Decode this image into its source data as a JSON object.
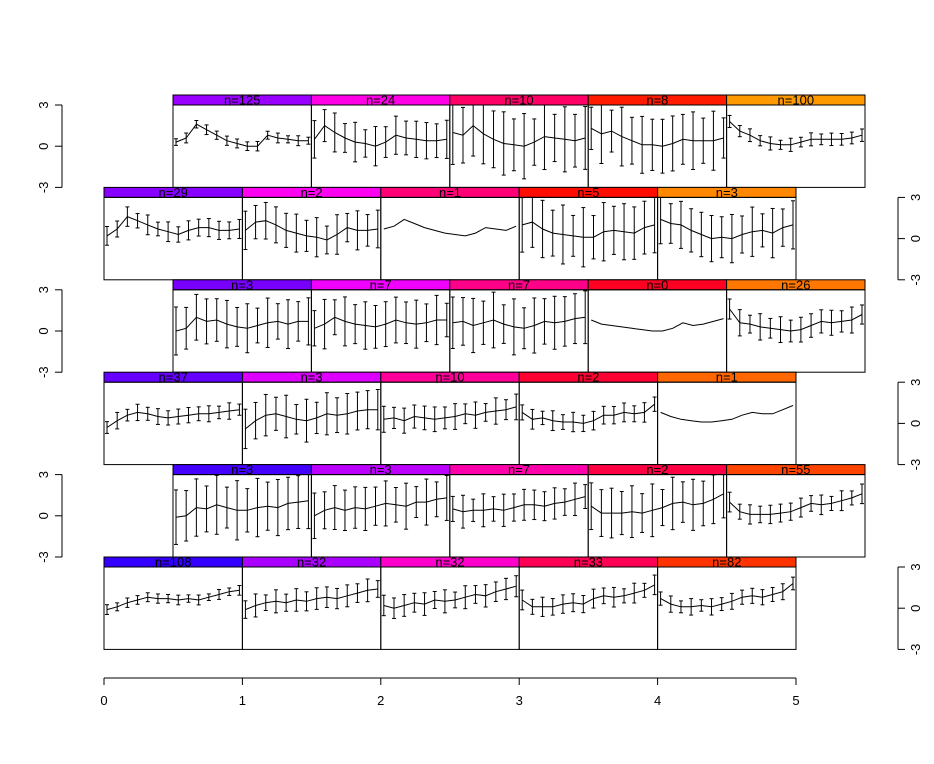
{
  "chart_data": {
    "type": "line",
    "title": "",
    "description_of_layout": "conditioning plot",
    "ylim": [
      -3,
      3
    ],
    "y_ticks": [
      "3",
      "0",
      "-3"
    ],
    "x_ticks": [
      "0",
      "1",
      "2",
      "3",
      "4",
      "5"
    ],
    "xlim": [
      0,
      5
    ],
    "rows": [
      {
        "axis": "left",
        "panels": [
          {
            "label": "n=125",
            "color": "#9900ff",
            "err": 0.3,
            "mean": [
              0.3,
              0.6,
              1.6,
              1.2,
              0.8,
              0.4,
              0.2,
              0.0,
              0.0,
              0.8,
              0.6,
              0.5,
              0.4,
              0.4
            ]
          },
          {
            "label": "n=24",
            "color": "#ff00e6",
            "err": 1.2,
            "mean": [
              0.5,
              1.5,
              1.0,
              0.6,
              0.3,
              0.2,
              0.0,
              0.3,
              0.8,
              0.6,
              0.5,
              0.4,
              0.4,
              0.5
            ]
          },
          {
            "label": "n=10",
            "color": "#ff0066",
            "err": 2.0,
            "mean": [
              1.0,
              0.8,
              1.5,
              0.9,
              0.5,
              0.2,
              0.1,
              0.0,
              0.3,
              0.7,
              0.6,
              0.5,
              0.4,
              0.6
            ]
          },
          {
            "label": "n=8",
            "color": "#ff1a00",
            "err": 1.8,
            "mean": [
              1.3,
              0.9,
              1.1,
              0.7,
              0.4,
              0.1,
              0.1,
              0.0,
              0.2,
              0.5,
              0.4,
              0.4,
              0.4,
              0.6
            ]
          },
          {
            "label": "n=100",
            "color": "#ff9900",
            "err": 0.4,
            "mean": [
              1.8,
              1.1,
              0.8,
              0.4,
              0.2,
              0.1,
              0.1,
              0.3,
              0.5,
              0.5,
              0.5,
              0.5,
              0.6,
              0.8
            ]
          }
        ]
      },
      {
        "axis": "right",
        "panels": [
          {
            "label": "n=29",
            "color": "#8800ff",
            "err": 0.6,
            "mean": [
              0.2,
              0.7,
              1.6,
              1.3,
              1.0,
              0.7,
              0.5,
              0.3,
              0.6,
              0.8,
              0.8,
              0.6,
              0.6,
              0.7
            ]
          },
          {
            "label": "n=2",
            "color": "#ff00f0",
            "err": 1.2,
            "mean": [
              0.6,
              1.2,
              1.3,
              1.0,
              0.6,
              0.4,
              0.2,
              0.1,
              -0.1,
              0.3,
              0.8,
              0.6,
              0.6,
              0.7
            ]
          },
          {
            "label": "n=1",
            "color": "#ff0077",
            "err": 0,
            "mean": [
              0.7,
              0.9,
              1.4,
              1.1,
              0.8,
              0.6,
              0.4,
              0.3,
              0.2,
              0.4,
              0.8,
              0.7,
              0.6,
              0.9
            ]
          },
          {
            "label": "n=5",
            "color": "#ff0d00",
            "err": 1.8,
            "mean": [
              1.0,
              1.2,
              0.7,
              0.4,
              0.3,
              0.2,
              0.1,
              0.1,
              0.5,
              0.6,
              0.5,
              0.4,
              0.8,
              1.0
            ]
          },
          {
            "label": "n=3",
            "color": "#ff8800",
            "err": 1.5,
            "mean": [
              1.4,
              1.1,
              1.0,
              0.6,
              0.3,
              0.0,
              0.1,
              0.0,
              0.3,
              0.5,
              0.6,
              0.4,
              0.8,
              1.0
            ]
          }
        ]
      },
      {
        "axis": "left",
        "panels": [
          {
            "label": "n=3",
            "color": "#7700ff",
            "err": 1.5,
            "mean": [
              0.0,
              0.2,
              1.0,
              0.7,
              0.8,
              0.5,
              0.3,
              0.2,
              0.4,
              0.6,
              0.7,
              0.5,
              0.7,
              0.7
            ]
          },
          {
            "label": "n=7",
            "color": "#f000ff",
            "err": 1.5,
            "mean": [
              0.2,
              0.5,
              1.0,
              0.7,
              0.5,
              0.4,
              0.3,
              0.5,
              0.8,
              0.6,
              0.5,
              0.6,
              0.8,
              0.8
            ]
          },
          {
            "label": "n=7",
            "color": "#ff0088",
            "err": 1.7,
            "mean": [
              0.6,
              0.7,
              0.4,
              0.6,
              0.8,
              0.5,
              0.3,
              0.2,
              0.4,
              0.7,
              0.6,
              0.7,
              0.9,
              1.0
            ]
          },
          {
            "label": "n=0",
            "color": "#ff0022",
            "err": 0,
            "mean": [
              0.8,
              0.5,
              0.4,
              0.3,
              0.2,
              0.1,
              0.0,
              0.0,
              0.2,
              0.6,
              0.4,
              0.5,
              0.7,
              0.9
            ]
          },
          {
            "label": "n=26",
            "color": "#ff7700",
            "err": 0.8,
            "mean": [
              1.6,
              0.6,
              0.5,
              0.3,
              0.2,
              0.1,
              0.0,
              0.1,
              0.4,
              0.7,
              0.6,
              0.7,
              0.8,
              1.2
            ]
          }
        ]
      },
      {
        "axis": "right",
        "panels": [
          {
            "label": "n=37",
            "color": "#6600ff",
            "err": 0.5,
            "mean": [
              -0.3,
              0.2,
              0.6,
              0.8,
              0.7,
              0.5,
              0.4,
              0.5,
              0.6,
              0.7,
              0.7,
              0.8,
              0.9,
              1.0
            ]
          },
          {
            "label": "n=3",
            "color": "#dd00ff",
            "err": 1.3,
            "mean": [
              -0.4,
              0.2,
              0.6,
              0.7,
              0.5,
              0.3,
              0.2,
              0.4,
              0.7,
              0.6,
              0.7,
              0.9,
              1.0,
              1.0
            ]
          },
          {
            "label": "n=10",
            "color": "#ff0099",
            "err": 0.8,
            "mean": [
              0.3,
              0.4,
              0.2,
              0.5,
              0.4,
              0.3,
              0.4,
              0.5,
              0.7,
              0.6,
              0.8,
              0.9,
              1.0,
              1.2
            ]
          },
          {
            "label": "n=2",
            "color": "#ff0033",
            "err": 0.6,
            "mean": [
              0.8,
              0.3,
              0.4,
              0.2,
              0.1,
              0.1,
              0.0,
              0.2,
              0.6,
              0.6,
              0.8,
              0.7,
              0.8,
              1.4
            ]
          },
          {
            "label": "n=1",
            "color": "#ff6600",
            "err": 0,
            "mean": [
              0.8,
              0.5,
              0.3,
              0.2,
              0.1,
              0.1,
              0.2,
              0.3,
              0.6,
              0.8,
              0.7,
              0.7,
              1.0,
              1.3
            ]
          }
        ]
      },
      {
        "axis": "left",
        "panels": [
          {
            "label": "n=3",
            "color": "#4400ff",
            "err": 1.8,
            "mean": [
              -0.1,
              0.0,
              0.6,
              0.5,
              0.8,
              0.6,
              0.4,
              0.4,
              0.6,
              0.7,
              0.6,
              0.9,
              1.0,
              1.1
            ]
          },
          {
            "label": "n=3",
            "color": "#bb00ff",
            "err": 1.4,
            "mean": [
              0.0,
              0.4,
              0.6,
              0.4,
              0.6,
              0.5,
              0.7,
              0.9,
              0.8,
              0.7,
              1.0,
              1.0,
              1.2,
              1.3
            ]
          },
          {
            "label": "n=7",
            "color": "#ff00aa",
            "err": 1.0,
            "mean": [
              0.5,
              0.3,
              0.4,
              0.4,
              0.5,
              0.4,
              0.6,
              0.8,
              0.8,
              0.7,
              0.9,
              1.0,
              1.2,
              1.4
            ]
          },
          {
            "label": "n=2",
            "color": "#ff0044",
            "err": 1.6,
            "mean": [
              0.7,
              0.2,
              0.2,
              0.2,
              0.3,
              0.2,
              0.4,
              0.6,
              0.9,
              1.0,
              0.8,
              0.9,
              1.2,
              1.6
            ]
          },
          {
            "label": "n=55",
            "color": "#ff4400",
            "err": 0.6,
            "mean": [
              1.0,
              0.3,
              0.1,
              0.1,
              0.1,
              0.2,
              0.3,
              0.6,
              0.9,
              0.8,
              0.9,
              1.1,
              1.3,
              1.6
            ]
          }
        ]
      },
      {
        "axis": "right",
        "panels": [
          {
            "label": "n=108",
            "color": "#3300ff",
            "err": 0.3,
            "mean": [
              -0.1,
              0.1,
              0.4,
              0.6,
              0.8,
              0.7,
              0.7,
              0.6,
              0.7,
              0.6,
              0.8,
              1.0,
              1.2,
              1.3
            ]
          },
          {
            "label": "n=32",
            "color": "#aa00ff",
            "err": 0.7,
            "mean": [
              -0.1,
              0.2,
              0.4,
              0.5,
              0.4,
              0.6,
              0.5,
              0.7,
              0.8,
              0.7,
              0.9,
              1.1,
              1.3,
              1.4
            ]
          },
          {
            "label": "n=32",
            "color": "#ff00cc",
            "err": 0.7,
            "mean": [
              0.2,
              0.0,
              0.2,
              0.4,
              0.3,
              0.6,
              0.5,
              0.6,
              0.8,
              1.0,
              0.9,
              1.2,
              1.4,
              1.6
            ]
          },
          {
            "label": "n=33",
            "color": "#ff0055",
            "err": 0.6,
            "mean": [
              0.6,
              0.1,
              0.1,
              0.1,
              0.3,
              0.4,
              0.3,
              0.7,
              0.9,
              0.8,
              0.9,
              1.1,
              1.3,
              1.7
            ]
          },
          {
            "label": "n=82",
            "color": "#ff3300",
            "err": 0.5,
            "mean": [
              0.7,
              0.3,
              0.1,
              0.1,
              0.2,
              0.1,
              0.3,
              0.5,
              0.8,
              0.9,
              0.8,
              1.0,
              1.2,
              1.8
            ]
          }
        ]
      }
    ]
  }
}
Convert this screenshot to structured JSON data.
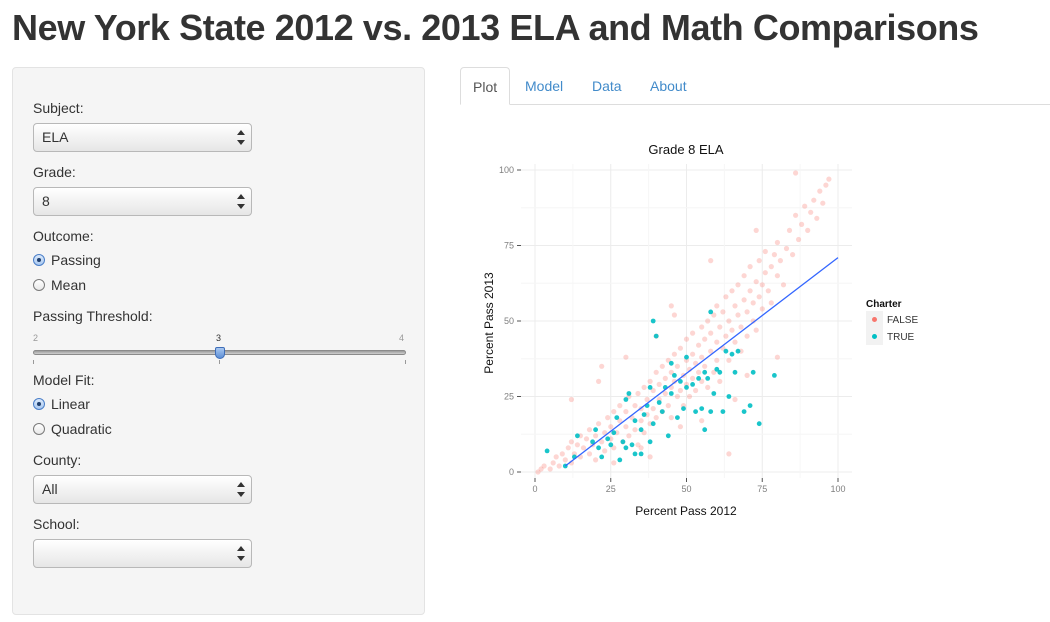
^^^^
Given exercise: Scan the material line by line and report each one that contains "JSON".

Task output:
Decode this image into its source data as a JSON object.
Convert this screenshot to structured JSON data.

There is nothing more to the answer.